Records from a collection
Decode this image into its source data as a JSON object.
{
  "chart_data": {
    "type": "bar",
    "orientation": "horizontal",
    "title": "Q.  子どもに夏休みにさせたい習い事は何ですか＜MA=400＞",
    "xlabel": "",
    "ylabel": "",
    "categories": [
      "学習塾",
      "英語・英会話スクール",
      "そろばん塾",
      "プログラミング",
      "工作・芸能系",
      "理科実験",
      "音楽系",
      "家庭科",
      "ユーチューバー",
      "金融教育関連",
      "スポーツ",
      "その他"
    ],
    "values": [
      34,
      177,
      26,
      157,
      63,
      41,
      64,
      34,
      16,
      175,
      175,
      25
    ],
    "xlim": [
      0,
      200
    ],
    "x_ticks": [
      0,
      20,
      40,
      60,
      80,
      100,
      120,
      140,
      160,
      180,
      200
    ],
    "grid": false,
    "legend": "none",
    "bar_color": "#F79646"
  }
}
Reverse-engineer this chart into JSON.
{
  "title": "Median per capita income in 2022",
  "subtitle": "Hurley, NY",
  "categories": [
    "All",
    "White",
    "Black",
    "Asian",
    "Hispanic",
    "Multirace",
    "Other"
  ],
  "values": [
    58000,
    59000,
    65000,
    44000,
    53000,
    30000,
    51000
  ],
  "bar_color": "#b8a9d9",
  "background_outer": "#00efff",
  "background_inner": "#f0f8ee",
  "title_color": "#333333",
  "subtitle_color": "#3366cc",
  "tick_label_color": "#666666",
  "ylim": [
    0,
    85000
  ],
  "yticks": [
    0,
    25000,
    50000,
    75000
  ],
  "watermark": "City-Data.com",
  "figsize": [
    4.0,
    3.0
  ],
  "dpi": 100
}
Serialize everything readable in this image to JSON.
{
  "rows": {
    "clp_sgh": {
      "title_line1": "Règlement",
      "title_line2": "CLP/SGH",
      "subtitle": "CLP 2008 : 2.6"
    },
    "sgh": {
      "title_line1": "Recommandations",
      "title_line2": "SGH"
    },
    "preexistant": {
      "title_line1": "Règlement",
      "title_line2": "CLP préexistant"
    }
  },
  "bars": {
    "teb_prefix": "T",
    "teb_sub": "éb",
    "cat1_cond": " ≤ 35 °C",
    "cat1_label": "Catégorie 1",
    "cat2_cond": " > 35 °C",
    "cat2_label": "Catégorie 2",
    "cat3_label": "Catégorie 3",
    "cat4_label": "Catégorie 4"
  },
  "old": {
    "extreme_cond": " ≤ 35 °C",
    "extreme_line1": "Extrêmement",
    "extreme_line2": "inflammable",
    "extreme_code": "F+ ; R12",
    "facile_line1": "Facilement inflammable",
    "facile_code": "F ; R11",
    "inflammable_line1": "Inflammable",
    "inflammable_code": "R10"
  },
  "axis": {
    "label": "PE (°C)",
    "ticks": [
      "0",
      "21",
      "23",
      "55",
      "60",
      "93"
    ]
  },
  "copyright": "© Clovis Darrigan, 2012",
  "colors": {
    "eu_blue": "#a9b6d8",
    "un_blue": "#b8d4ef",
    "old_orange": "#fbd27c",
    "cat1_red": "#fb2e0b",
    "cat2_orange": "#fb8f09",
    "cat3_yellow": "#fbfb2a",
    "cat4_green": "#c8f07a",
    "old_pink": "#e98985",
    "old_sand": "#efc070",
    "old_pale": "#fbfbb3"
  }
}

Task instructions:
Every entry must be retyped in full, exactly as given.

Task response:
Decode this image into its source data as a JSON object.
{
  "chart_data": {
    "type": "bar",
    "orientation": "horizontal",
    "title": "Q.  子どもに夏休みにさせたい習い事は何ですか＜MA=400＞",
    "xlabel": "",
    "ylabel": "",
    "categories": [
      "学習塾",
      "英語・英会話スクール",
      "そろばん塾",
      "プログラミング",
      "工作・芸能系",
      "理科実験",
      "音楽系",
      "家庭科",
      "ユーチューバー",
      "金融教育関連",
      "スポーツ",
      "その他"
    ],
    "values": [
      34,
      177,
      26,
      157,
      63,
      41,
      64,
      34,
      16,
      175,
      175,
      25
    ],
    "xlim": [
      0,
      200
    ],
    "x_ticks": [
      0,
      20,
      40,
      60,
      80,
      100,
      120,
      140,
      160,
      180,
      200
    ],
    "grid": false,
    "legend": "none",
    "bar_color": "#F79646"
  }
}
Reverse-engineer this chart into JSON.
{
  "title": "Median per capita income in 2022",
  "subtitle": "Hurley, NY",
  "categories": [
    "All",
    "White",
    "Black",
    "Asian",
    "Hispanic",
    "Multirace",
    "Other"
  ],
  "values": [
    58000,
    59000,
    65000,
    44000,
    53000,
    30000,
    51000
  ],
  "bar_color": "#b8a9d9",
  "background_outer": "#00efff",
  "background_inner": "#f0f8ee",
  "title_color": "#333333",
  "subtitle_color": "#3366cc",
  "tick_label_color": "#666666",
  "ylim": [
    0,
    85000
  ],
  "yticks": [
    0,
    25000,
    50000,
    75000
  ],
  "watermark": "City-Data.com",
  "figsize": [
    4.0,
    3.0
  ],
  "dpi": 100
}
Serialize everything readable in this image to JSON.
{
  "rows": {
    "clp_sgh": {
      "title_line1": "Règlement",
      "title_line2": "CLP/SGH",
      "subtitle": "CLP 2008 : 2.6"
    },
    "sgh": {
      "title_line1": "Recommandations",
      "title_line2": "SGH"
    },
    "preexistant": {
      "title_line1": "Règlement",
      "title_line2": "CLP préexistant"
    }
  },
  "bars": {
    "teb_prefix": "T",
    "teb_sub": "éb",
    "cat1_cond": " ≤ 35 °C",
    "cat1_label": "Catégorie 1",
    "cat2_cond": " > 35 °C",
    "cat2_label": "Catégorie 2",
    "cat3_label": "Catégorie 3",
    "cat4_label": "Catégorie 4"
  },
  "old": {
    "extreme_cond": " ≤ 35 °C",
    "extreme_line1": "Extrêmement",
    "extreme_line2": "inflammable",
    "extreme_code": "F+ ; R12",
    "facile_line1": "Facilement inflammable",
    "facile_code": "F ; R11",
    "inflammable_line1": "Inflammable",
    "inflammable_code": "R10"
  },
  "axis": {
    "label": "PE (°C)",
    "ticks": [
      "0",
      "21",
      "23",
      "55",
      "60",
      "93"
    ]
  },
  "copyright": "© Clovis Darrigan, 2012",
  "colors": {
    "eu_blue": "#a9b6d8",
    "un_blue": "#b8d4ef",
    "old_orange": "#fbd27c",
    "cat1_red": "#fb2e0b",
    "cat2_orange": "#fb8f09",
    "cat3_yellow": "#fbfb2a",
    "cat4_green": "#c8f07a",
    "old_pink": "#e98985",
    "old_sand": "#efc070",
    "old_pale": "#fbfbb3"
  }
}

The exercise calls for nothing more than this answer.